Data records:
***

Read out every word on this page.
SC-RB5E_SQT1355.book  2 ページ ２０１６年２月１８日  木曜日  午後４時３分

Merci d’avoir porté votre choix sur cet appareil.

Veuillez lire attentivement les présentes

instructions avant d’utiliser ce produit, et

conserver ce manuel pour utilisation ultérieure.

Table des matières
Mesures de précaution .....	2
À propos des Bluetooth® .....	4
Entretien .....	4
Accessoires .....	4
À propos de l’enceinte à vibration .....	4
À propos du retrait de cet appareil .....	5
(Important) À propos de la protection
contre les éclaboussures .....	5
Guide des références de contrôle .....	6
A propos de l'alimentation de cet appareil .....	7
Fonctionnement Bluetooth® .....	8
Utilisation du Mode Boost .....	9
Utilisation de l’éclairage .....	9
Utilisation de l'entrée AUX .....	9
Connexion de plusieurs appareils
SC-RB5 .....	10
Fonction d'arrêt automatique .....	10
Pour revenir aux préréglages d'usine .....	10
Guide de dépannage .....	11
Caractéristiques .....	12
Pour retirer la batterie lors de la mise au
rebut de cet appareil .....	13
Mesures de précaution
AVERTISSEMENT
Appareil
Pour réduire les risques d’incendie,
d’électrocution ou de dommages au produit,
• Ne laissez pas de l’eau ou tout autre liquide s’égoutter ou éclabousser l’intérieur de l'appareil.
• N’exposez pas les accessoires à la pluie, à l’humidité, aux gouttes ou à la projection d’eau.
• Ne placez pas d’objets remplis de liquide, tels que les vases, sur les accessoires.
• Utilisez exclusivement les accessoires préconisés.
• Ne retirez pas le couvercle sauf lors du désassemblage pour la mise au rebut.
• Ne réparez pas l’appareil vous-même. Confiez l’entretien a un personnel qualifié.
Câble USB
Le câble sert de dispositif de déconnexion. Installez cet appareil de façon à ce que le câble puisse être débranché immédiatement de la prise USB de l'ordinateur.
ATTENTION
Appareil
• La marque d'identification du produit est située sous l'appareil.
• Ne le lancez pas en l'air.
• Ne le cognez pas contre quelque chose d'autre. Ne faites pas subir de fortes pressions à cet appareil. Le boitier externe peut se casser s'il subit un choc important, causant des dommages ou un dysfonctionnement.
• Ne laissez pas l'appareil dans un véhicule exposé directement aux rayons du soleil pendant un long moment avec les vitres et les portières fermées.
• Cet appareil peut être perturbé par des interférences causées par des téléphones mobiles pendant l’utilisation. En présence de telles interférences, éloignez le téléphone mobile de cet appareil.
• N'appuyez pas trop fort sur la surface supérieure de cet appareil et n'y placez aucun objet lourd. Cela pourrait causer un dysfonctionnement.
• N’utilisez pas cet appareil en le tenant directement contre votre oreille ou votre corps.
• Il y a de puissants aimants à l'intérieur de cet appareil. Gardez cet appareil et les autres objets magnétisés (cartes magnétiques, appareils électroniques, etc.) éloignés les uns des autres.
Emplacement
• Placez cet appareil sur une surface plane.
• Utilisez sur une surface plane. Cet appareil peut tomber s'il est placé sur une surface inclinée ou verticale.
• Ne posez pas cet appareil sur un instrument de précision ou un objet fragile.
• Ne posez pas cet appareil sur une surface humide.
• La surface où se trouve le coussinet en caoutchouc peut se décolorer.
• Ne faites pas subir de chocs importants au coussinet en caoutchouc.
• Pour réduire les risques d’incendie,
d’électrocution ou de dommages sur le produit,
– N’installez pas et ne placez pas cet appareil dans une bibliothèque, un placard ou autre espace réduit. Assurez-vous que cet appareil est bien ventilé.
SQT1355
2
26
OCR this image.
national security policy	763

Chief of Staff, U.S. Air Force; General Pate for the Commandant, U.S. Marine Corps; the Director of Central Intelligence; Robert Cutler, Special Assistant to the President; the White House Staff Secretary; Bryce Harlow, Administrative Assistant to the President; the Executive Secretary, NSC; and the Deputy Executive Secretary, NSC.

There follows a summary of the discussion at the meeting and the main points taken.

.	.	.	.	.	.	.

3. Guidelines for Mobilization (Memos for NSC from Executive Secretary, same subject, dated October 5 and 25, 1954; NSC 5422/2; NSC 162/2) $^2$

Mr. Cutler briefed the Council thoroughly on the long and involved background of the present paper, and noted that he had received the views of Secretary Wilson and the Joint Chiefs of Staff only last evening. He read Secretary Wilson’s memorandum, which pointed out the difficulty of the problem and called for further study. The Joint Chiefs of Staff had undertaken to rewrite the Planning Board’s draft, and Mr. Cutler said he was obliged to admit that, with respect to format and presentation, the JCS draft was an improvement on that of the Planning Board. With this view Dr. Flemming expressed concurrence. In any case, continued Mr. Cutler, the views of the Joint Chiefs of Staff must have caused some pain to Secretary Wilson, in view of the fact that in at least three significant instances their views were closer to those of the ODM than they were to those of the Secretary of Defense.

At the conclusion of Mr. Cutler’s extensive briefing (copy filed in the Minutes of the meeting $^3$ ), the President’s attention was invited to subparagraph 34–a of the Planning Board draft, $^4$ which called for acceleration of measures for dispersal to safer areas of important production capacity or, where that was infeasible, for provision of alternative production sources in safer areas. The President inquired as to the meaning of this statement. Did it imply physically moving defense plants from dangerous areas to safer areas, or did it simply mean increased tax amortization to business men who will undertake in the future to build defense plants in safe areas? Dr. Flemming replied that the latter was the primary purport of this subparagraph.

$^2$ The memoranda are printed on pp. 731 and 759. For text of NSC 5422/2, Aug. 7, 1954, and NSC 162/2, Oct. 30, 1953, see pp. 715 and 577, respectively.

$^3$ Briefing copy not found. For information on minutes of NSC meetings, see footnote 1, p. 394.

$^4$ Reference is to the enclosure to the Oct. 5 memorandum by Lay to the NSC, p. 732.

***

_Goal of the exercise_:
Reproduce all of the data exactly as given.

_Result_:
Read out every word on this page.
SC-RB5E_SQT1355.book  2 ページ ２０１６年２月１８日  木曜日  午後４時３分

Merci d’avoir porté votre choix sur cet appareil.

Veuillez lire attentivement les présentes

instructions avant d’utiliser ce produit, et

conserver ce manuel pour utilisation ultérieure.

Table des matières
Mesures de précaution .....	2
À propos des Bluetooth® .....	4
Entretien .....	4
Accessoires .....	4
À propos de l’enceinte à vibration .....	4
À propos du retrait de cet appareil .....	5
(Important) À propos de la protection
contre les éclaboussures .....	5
Guide des références de contrôle .....	6
A propos de l'alimentation de cet appareil .....	7
Fonctionnement Bluetooth® .....	8
Utilisation du Mode Boost .....	9
Utilisation de l’éclairage .....	9
Utilisation de l'entrée AUX .....	9
Connexion de plusieurs appareils
SC-RB5 .....	10
Fonction d'arrêt automatique .....	10
Pour revenir aux préréglages d'usine .....	10
Guide de dépannage .....	11
Caractéristiques .....	12
Pour retirer la batterie lors de la mise au
rebut de cet appareil .....	13
Mesures de précaution
AVERTISSEMENT
Appareil
Pour réduire les risques d’incendie,
d’électrocution ou de dommages au produit,
• Ne laissez pas de l’eau ou tout autre liquide s’égoutter ou éclabousser l’intérieur de l'appareil.
• N’exposez pas les accessoires à la pluie, à l’humidité, aux gouttes ou à la projection d’eau.
• Ne placez pas d’objets remplis de liquide, tels que les vases, sur les accessoires.
• Utilisez exclusivement les accessoires préconisés.
• Ne retirez pas le couvercle sauf lors du désassemblage pour la mise au rebut.
• Ne réparez pas l’appareil vous-même. Confiez l’entretien a un personnel qualifié.
Câble USB
Le câble sert de dispositif de déconnexion. Installez cet appareil de façon à ce que le câble puisse être débranché immédiatement de la prise USB de l'ordinateur.
ATTENTION
Appareil
• La marque d'identification du produit est située sous l'appareil.
• Ne le lancez pas en l'air.
• Ne le cognez pas contre quelque chose d'autre. Ne faites pas subir de fortes pressions à cet appareil. Le boitier externe peut se casser s'il subit un choc important, causant des dommages ou un dysfonctionnement.
• Ne laissez pas l'appareil dans un véhicule exposé directement aux rayons du soleil pendant un long moment avec les vitres et les portières fermées.
• Cet appareil peut être perturbé par des interférences causées par des téléphones mobiles pendant l’utilisation. En présence de telles interférences, éloignez le téléphone mobile de cet appareil.
• N'appuyez pas trop fort sur la surface supérieure de cet appareil et n'y placez aucun objet lourd. Cela pourrait causer un dysfonctionnement.
• N’utilisez pas cet appareil en le tenant directement contre votre oreille ou votre corps.
• Il y a de puissants aimants à l'intérieur de cet appareil. Gardez cet appareil et les autres objets magnétisés (cartes magnétiques, appareils électroniques, etc.) éloignés les uns des autres.
Emplacement
• Placez cet appareil sur une surface plane.
• Utilisez sur une surface plane. Cet appareil peut tomber s'il est placé sur une surface inclinée ou verticale.
• Ne posez pas cet appareil sur un instrument de précision ou un objet fragile.
• Ne posez pas cet appareil sur une surface humide.
• La surface où se trouve le coussinet en caoutchouc peut se décolorer.
• Ne faites pas subir de chocs importants au coussinet en caoutchouc.
• Pour réduire les risques d’incendie,
d’électrocution ou de dommages sur le produit,
– N’installez pas et ne placez pas cet appareil dans une bibliothèque, un placard ou autre espace réduit. Assurez-vous que cet appareil est bien ventilé.
SQT1355
2
26
OCR this image.
national security policy	763

Chief of Staff, U.S. Air Force; General Pate for the Commandant, U.S. Marine Corps; the Director of Central Intelligence; Robert Cutler, Special Assistant to the President; the White House Staff Secretary; Bryce Harlow, Administrative Assistant to the President; the Executive Secretary, NSC; and the Deputy Executive Secretary, NSC.

There follows a summary of the discussion at the meeting and the main points taken.

.	.	.	.	.	.	.

3. Guidelines for Mobilization (Memos for NSC from Executive Secretary, same subject, dated October 5 and 25, 1954; NSC 5422/2; NSC 162/2) $^2$

Mr. Cutler briefed the Council thoroughly on the long and involved background of the present paper, and noted that he had received the views of Secretary Wilson and the Joint Chiefs of Staff only last evening. He read Secretary Wilson’s memorandum, which pointed out the difficulty of the problem and called for further study. The Joint Chiefs of Staff had undertaken to rewrite the Planning Board’s draft, and Mr. Cutler said he was obliged to admit that, with respect to format and presentation, the JCS draft was an improvement on that of the Planning Board. With this view Dr. Flemming expressed concurrence. In any case, continued Mr. Cutler, the views of the Joint Chiefs of Staff must have caused some pain to Secretary Wilson, in view of the fact that in at least three significant instances their views were closer to those of the ODM than they were to those of the Secretary of Defense.

At the conclusion of Mr. Cutler’s extensive briefing (copy filed in the Minutes of the meeting $^3$ ), the President’s attention was invited to subparagraph 34–a of the Planning Board draft, $^4$ which called for acceleration of measures for dispersal to safer areas of important production capacity or, where that was infeasible, for provision of alternative production sources in safer areas. The President inquired as to the meaning of this statement. Did it imply physically moving defense plants from dangerous areas to safer areas, or did it simply mean increased tax amortization to business men who will undertake in the future to build defense plants in safe areas? Dr. Flemming replied that the latter was the primary purport of this subparagraph.

$^2$ The memoranda are printed on pp. 731 and 759. For text of NSC 5422/2, Aug. 7, 1954, and NSC 162/2, Oct. 30, 1953, see pp. 715 and 577, respectively.

$^3$ Briefing copy not found. For information on minutes of NSC meetings, see footnote 1, p. 394.

$^4$ Reference is to the enclosure to the Oct. 5 memorandum by Lay to the NSC, p. 732.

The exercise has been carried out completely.